[Source records]
-*-*-

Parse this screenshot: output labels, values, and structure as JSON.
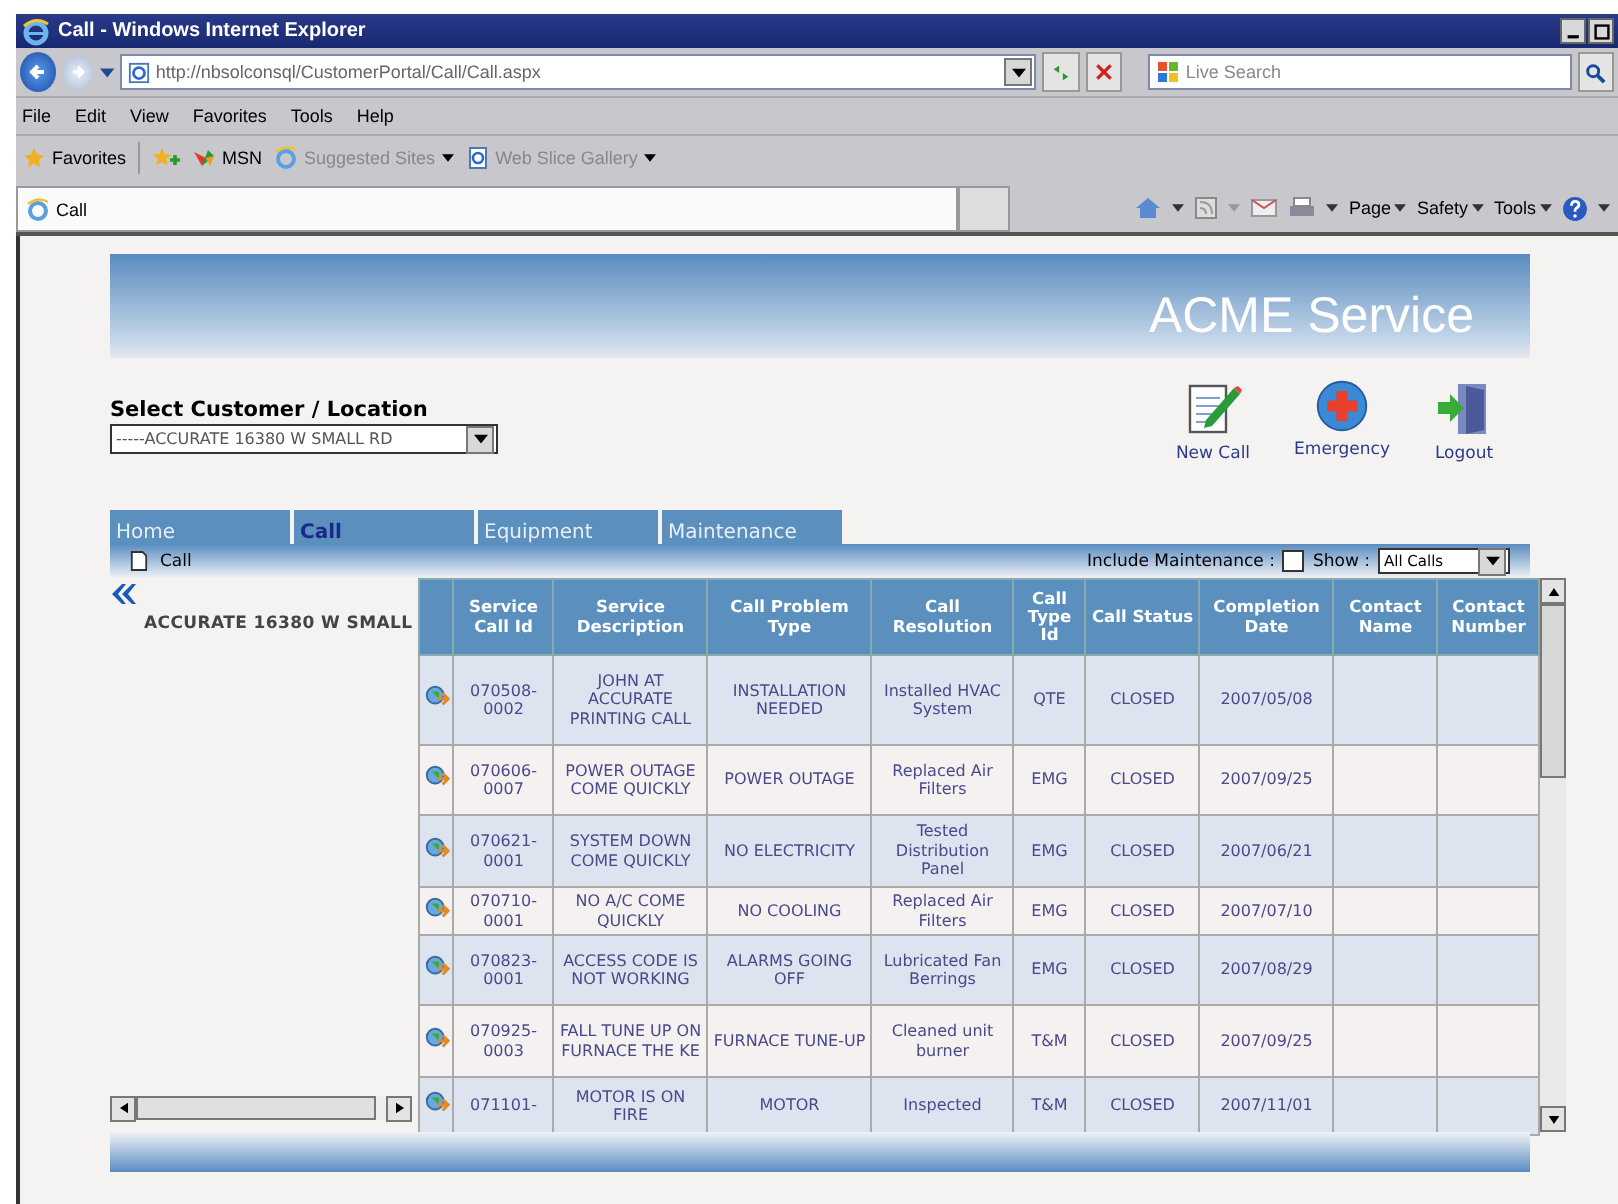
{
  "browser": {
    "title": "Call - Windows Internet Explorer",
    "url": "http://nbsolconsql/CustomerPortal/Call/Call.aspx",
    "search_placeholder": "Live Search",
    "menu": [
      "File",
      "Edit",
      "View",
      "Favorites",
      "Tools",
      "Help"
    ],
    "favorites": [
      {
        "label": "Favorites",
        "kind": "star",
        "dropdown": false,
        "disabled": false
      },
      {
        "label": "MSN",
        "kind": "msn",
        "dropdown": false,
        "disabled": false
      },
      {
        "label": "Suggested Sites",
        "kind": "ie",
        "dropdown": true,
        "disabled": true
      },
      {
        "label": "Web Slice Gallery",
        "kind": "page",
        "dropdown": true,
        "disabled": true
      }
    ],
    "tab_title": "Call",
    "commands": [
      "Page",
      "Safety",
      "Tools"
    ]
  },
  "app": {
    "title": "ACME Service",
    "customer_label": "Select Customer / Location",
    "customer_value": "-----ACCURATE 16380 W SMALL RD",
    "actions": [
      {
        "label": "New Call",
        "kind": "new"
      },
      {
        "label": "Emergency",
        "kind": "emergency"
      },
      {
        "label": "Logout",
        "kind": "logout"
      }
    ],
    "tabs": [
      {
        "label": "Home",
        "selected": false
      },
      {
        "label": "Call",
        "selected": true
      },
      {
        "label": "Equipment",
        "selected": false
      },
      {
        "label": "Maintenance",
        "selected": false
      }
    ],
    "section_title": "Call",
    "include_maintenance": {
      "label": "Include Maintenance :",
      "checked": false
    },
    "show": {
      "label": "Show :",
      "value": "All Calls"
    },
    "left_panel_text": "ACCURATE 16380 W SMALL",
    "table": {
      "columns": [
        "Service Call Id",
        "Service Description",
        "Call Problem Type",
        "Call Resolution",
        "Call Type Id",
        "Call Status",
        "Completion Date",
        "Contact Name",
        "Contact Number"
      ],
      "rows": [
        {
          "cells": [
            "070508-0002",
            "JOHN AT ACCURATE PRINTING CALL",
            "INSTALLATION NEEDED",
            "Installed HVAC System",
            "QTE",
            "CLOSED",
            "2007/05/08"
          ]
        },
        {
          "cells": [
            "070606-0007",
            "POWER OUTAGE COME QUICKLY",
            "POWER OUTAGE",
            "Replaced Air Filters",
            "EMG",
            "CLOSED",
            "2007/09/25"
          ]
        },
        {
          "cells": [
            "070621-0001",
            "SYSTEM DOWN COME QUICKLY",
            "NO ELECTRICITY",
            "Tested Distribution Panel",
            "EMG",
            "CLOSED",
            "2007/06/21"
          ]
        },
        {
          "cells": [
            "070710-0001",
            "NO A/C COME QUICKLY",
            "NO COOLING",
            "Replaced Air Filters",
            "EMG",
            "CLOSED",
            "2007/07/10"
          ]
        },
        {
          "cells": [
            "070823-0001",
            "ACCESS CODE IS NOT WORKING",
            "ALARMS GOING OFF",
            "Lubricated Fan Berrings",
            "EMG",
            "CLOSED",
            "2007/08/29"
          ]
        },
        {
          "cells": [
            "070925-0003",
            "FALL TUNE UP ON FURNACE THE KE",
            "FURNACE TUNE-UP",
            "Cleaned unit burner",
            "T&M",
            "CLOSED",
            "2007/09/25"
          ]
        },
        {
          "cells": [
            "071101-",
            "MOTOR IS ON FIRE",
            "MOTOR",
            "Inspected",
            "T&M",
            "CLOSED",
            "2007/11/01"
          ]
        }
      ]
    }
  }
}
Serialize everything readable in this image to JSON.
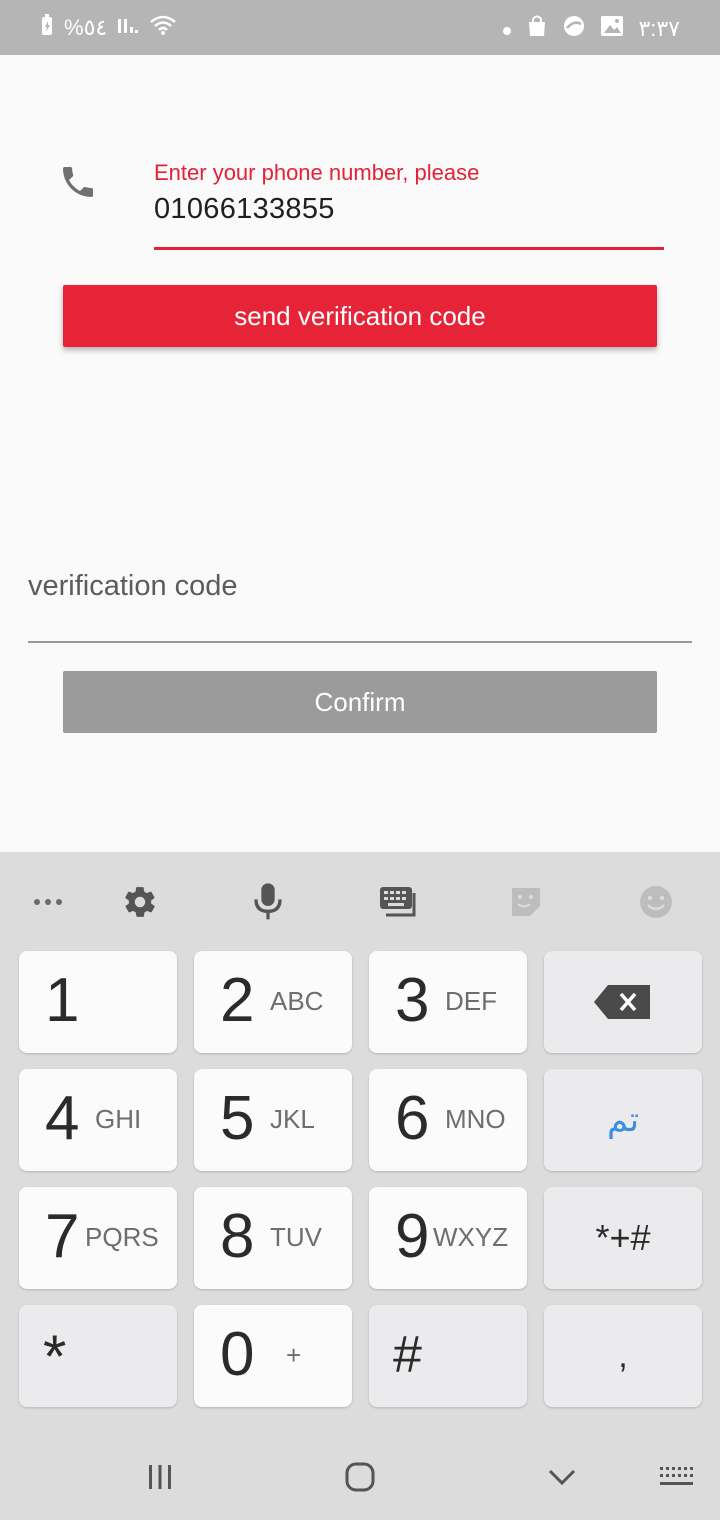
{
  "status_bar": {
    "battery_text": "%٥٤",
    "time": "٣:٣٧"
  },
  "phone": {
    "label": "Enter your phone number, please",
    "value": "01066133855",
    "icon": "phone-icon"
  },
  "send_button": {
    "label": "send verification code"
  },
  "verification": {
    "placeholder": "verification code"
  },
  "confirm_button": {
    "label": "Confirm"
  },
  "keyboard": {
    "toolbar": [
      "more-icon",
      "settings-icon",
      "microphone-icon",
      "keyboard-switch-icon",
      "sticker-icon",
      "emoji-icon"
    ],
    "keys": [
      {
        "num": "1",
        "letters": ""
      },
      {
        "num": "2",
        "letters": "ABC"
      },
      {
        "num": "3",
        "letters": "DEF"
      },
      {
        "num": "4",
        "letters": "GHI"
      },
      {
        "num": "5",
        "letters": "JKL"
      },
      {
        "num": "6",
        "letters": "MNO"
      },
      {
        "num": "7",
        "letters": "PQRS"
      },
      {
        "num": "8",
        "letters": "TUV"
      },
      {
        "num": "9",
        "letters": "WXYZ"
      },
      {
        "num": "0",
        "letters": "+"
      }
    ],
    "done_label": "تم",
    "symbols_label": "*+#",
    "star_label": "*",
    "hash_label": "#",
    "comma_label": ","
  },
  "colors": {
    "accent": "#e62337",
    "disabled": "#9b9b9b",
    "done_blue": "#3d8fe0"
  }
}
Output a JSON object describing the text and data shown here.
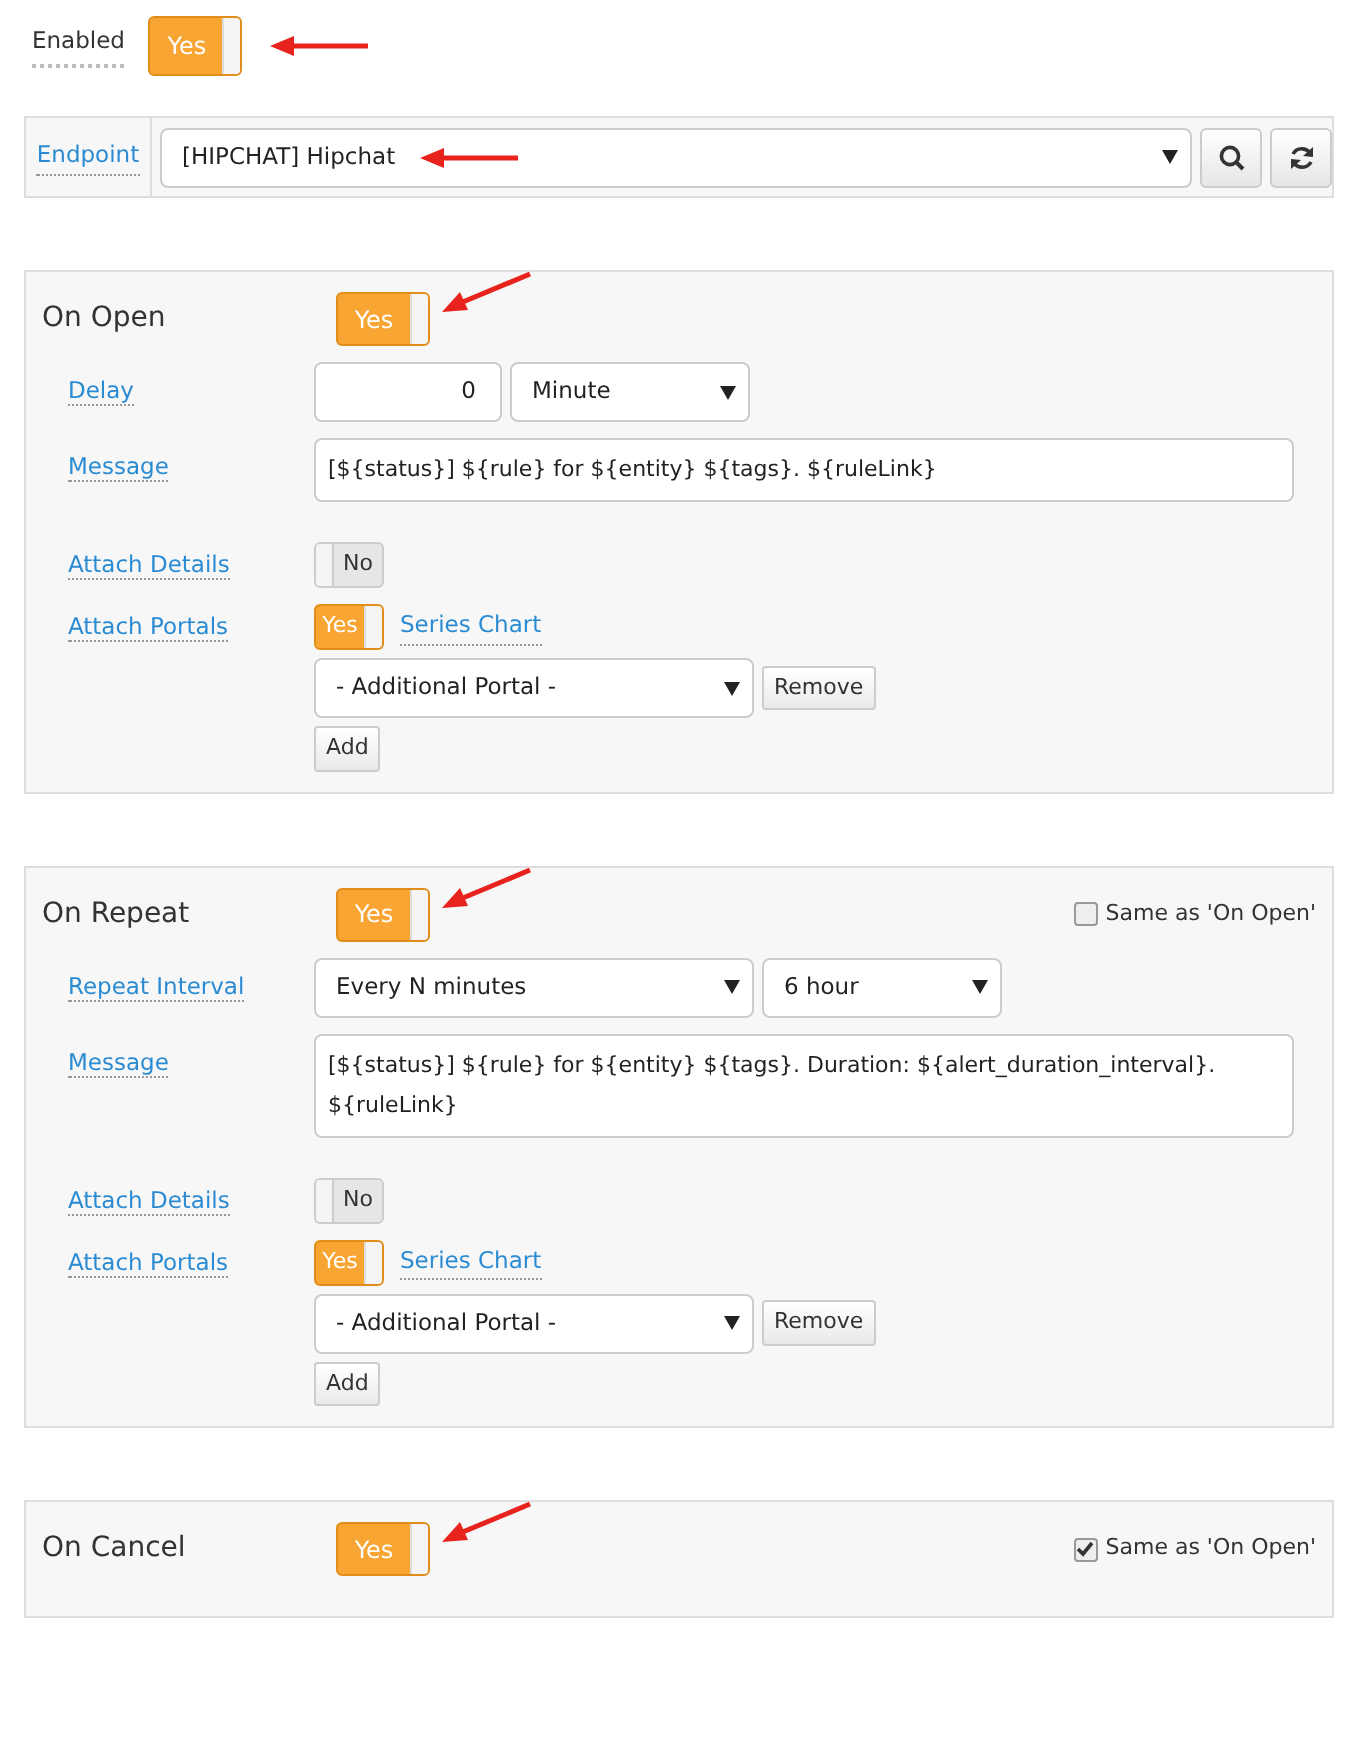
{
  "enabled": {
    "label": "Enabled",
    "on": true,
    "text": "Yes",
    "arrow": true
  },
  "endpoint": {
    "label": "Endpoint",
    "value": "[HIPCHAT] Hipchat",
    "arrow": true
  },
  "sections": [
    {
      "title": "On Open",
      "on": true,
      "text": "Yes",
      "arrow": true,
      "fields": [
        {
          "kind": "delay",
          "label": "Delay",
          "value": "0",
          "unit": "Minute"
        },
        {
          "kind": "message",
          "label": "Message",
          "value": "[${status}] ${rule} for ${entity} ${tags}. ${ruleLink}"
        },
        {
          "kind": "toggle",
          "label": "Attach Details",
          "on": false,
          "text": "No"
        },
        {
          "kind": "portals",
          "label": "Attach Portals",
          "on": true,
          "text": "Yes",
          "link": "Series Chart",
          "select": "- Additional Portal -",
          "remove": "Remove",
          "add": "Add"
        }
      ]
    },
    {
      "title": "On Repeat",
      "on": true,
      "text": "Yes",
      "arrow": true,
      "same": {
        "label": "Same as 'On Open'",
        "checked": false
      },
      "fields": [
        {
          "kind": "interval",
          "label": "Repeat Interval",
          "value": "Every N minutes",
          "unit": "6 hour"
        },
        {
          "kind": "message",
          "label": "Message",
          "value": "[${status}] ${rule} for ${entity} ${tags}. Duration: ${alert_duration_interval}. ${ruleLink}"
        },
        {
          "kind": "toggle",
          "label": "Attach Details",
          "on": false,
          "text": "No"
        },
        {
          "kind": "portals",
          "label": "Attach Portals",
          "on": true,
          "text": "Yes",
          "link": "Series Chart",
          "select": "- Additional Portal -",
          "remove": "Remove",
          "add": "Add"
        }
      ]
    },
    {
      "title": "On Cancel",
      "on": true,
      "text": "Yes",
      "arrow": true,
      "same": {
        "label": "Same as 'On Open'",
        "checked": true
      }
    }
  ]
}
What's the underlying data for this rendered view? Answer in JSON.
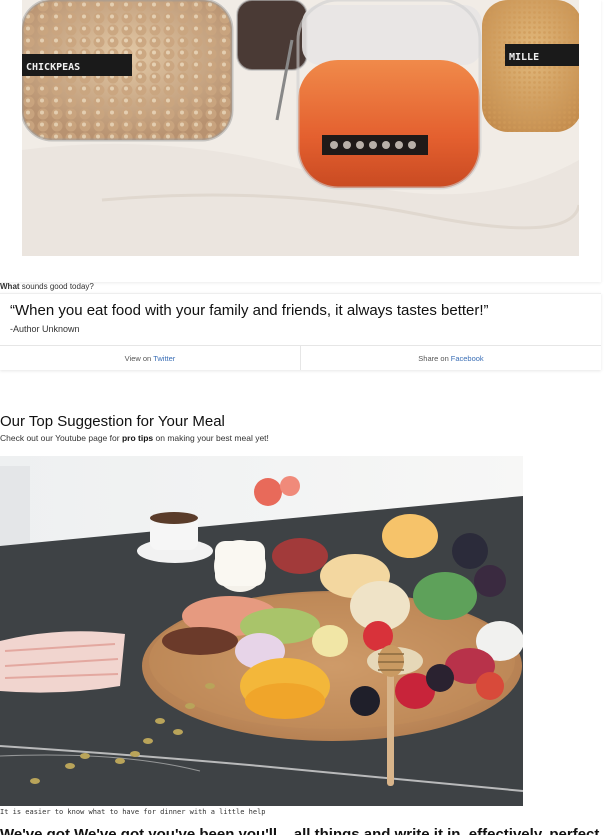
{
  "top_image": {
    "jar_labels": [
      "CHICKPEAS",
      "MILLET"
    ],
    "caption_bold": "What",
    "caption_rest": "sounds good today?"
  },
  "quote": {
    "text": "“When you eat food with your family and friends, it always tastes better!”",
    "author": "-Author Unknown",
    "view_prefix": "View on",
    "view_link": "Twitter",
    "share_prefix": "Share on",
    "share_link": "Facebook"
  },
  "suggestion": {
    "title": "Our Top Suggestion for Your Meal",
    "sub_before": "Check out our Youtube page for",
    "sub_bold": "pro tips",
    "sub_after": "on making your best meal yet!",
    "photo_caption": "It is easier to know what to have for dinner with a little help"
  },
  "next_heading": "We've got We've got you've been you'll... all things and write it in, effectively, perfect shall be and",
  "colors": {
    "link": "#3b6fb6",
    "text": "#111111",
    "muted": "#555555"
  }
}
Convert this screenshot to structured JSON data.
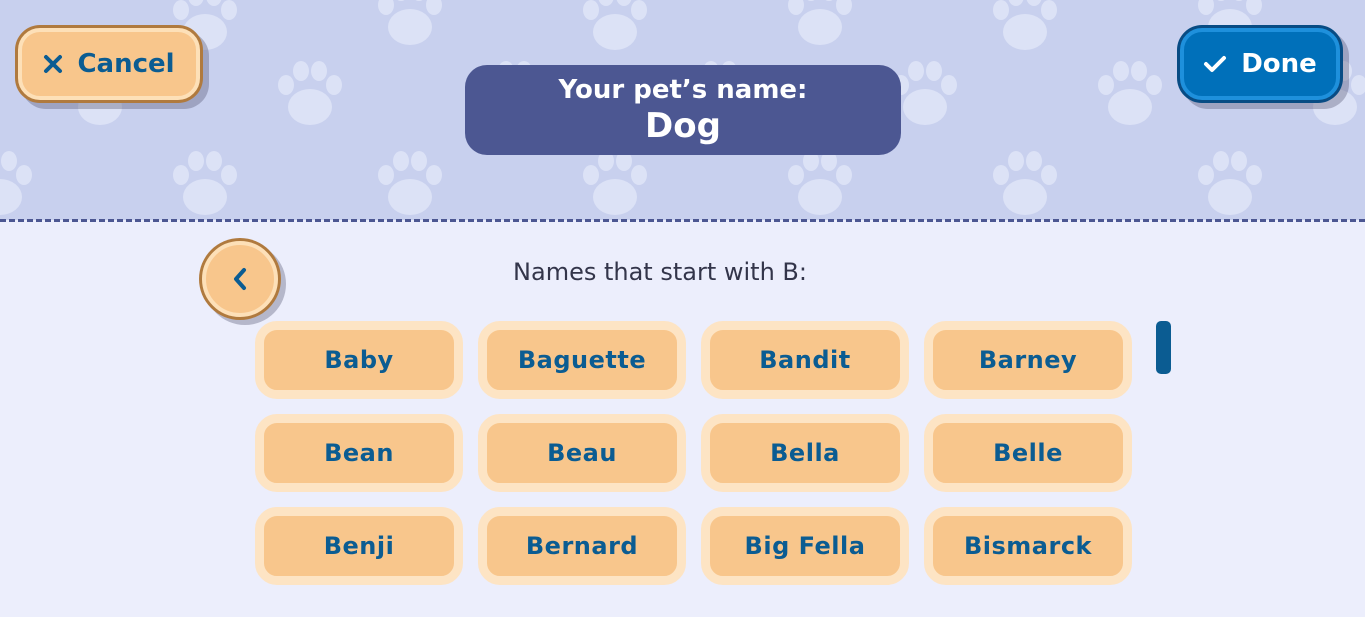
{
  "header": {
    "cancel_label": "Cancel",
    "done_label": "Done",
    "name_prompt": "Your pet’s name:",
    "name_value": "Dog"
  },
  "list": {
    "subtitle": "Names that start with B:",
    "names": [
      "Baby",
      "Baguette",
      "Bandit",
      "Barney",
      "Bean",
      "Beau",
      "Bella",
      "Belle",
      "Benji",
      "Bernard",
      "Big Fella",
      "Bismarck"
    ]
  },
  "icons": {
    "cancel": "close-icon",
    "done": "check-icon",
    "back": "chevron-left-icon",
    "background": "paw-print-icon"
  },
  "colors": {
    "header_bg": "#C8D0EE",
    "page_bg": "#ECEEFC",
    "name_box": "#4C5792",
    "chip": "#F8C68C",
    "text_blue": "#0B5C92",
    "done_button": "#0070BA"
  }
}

-*-*-

▸ INSTRUCTIONS FOR THE TASK:
Find the word "FURNACE" in the records and pull out each line that has it.

▸ COMPLETE RESPONSE:
            "FALL TUNE UP ON FURNACE THE KE",
            "FURNACE TUNE-UP",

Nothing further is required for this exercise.